Prompt:
Each line that holds the word "szwedzkiego" counts once; report how many lines do so and nothing else.
-------- Records --------
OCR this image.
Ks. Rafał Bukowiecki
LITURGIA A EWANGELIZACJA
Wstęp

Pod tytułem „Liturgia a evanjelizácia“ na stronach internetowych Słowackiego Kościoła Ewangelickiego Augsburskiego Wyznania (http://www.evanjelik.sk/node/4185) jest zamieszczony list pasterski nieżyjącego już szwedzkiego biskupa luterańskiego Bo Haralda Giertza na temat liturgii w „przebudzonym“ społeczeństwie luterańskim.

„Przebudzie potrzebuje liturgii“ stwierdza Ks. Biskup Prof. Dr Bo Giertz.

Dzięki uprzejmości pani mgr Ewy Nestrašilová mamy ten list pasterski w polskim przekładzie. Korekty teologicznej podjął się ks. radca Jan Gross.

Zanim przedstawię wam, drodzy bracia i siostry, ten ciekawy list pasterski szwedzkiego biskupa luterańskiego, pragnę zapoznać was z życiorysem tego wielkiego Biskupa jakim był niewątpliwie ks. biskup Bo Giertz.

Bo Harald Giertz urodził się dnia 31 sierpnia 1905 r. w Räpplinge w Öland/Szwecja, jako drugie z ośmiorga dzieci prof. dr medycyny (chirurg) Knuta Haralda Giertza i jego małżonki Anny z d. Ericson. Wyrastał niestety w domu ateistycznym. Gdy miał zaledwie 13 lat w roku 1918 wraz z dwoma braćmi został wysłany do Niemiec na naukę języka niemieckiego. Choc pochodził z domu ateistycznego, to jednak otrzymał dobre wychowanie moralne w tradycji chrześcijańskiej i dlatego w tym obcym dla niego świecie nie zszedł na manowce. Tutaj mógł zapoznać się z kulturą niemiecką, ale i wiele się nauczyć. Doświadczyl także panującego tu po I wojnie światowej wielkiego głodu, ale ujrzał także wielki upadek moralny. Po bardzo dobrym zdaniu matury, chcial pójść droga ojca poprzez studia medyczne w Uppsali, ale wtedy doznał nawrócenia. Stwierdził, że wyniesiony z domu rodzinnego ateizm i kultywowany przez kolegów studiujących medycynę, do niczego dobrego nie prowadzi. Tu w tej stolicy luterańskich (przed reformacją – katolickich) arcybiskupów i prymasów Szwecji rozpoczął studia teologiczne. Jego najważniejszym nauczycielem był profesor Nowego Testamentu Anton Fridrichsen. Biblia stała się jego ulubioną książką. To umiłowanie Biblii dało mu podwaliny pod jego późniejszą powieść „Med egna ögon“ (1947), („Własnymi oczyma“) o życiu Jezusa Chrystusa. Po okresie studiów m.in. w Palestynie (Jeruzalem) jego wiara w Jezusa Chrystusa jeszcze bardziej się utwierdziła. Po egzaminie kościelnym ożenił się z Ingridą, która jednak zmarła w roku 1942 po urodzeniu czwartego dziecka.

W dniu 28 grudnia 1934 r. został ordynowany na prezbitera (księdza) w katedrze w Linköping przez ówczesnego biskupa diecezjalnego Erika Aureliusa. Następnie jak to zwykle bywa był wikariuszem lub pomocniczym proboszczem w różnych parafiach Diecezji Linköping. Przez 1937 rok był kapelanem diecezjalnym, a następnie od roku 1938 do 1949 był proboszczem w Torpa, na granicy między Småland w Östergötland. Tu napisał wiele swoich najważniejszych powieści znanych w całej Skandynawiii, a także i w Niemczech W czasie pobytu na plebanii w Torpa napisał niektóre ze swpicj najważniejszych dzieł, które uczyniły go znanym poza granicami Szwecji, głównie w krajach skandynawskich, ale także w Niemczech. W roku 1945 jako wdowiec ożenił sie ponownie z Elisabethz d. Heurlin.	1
--------
Exercise solution:
2